-- Goal --
Scan the data below. Pull out each line where "like" occurs.

──────── Provided records ────────

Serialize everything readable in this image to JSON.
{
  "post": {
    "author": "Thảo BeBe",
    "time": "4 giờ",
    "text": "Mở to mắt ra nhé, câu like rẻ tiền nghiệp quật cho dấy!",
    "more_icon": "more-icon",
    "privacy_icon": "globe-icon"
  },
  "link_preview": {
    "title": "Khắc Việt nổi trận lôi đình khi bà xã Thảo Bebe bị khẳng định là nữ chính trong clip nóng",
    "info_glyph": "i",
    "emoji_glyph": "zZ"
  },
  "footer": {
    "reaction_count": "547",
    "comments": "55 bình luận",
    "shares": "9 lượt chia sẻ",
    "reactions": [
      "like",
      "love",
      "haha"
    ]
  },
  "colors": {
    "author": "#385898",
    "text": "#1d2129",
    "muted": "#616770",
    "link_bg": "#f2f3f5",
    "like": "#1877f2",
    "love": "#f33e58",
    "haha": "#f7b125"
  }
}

────────

-- Task result --
    "text": "Mở to mắt ra nhé, câu like rẻ tiền nghiệp quật cho dấy!",
      "like",
    "like": "#1877f2",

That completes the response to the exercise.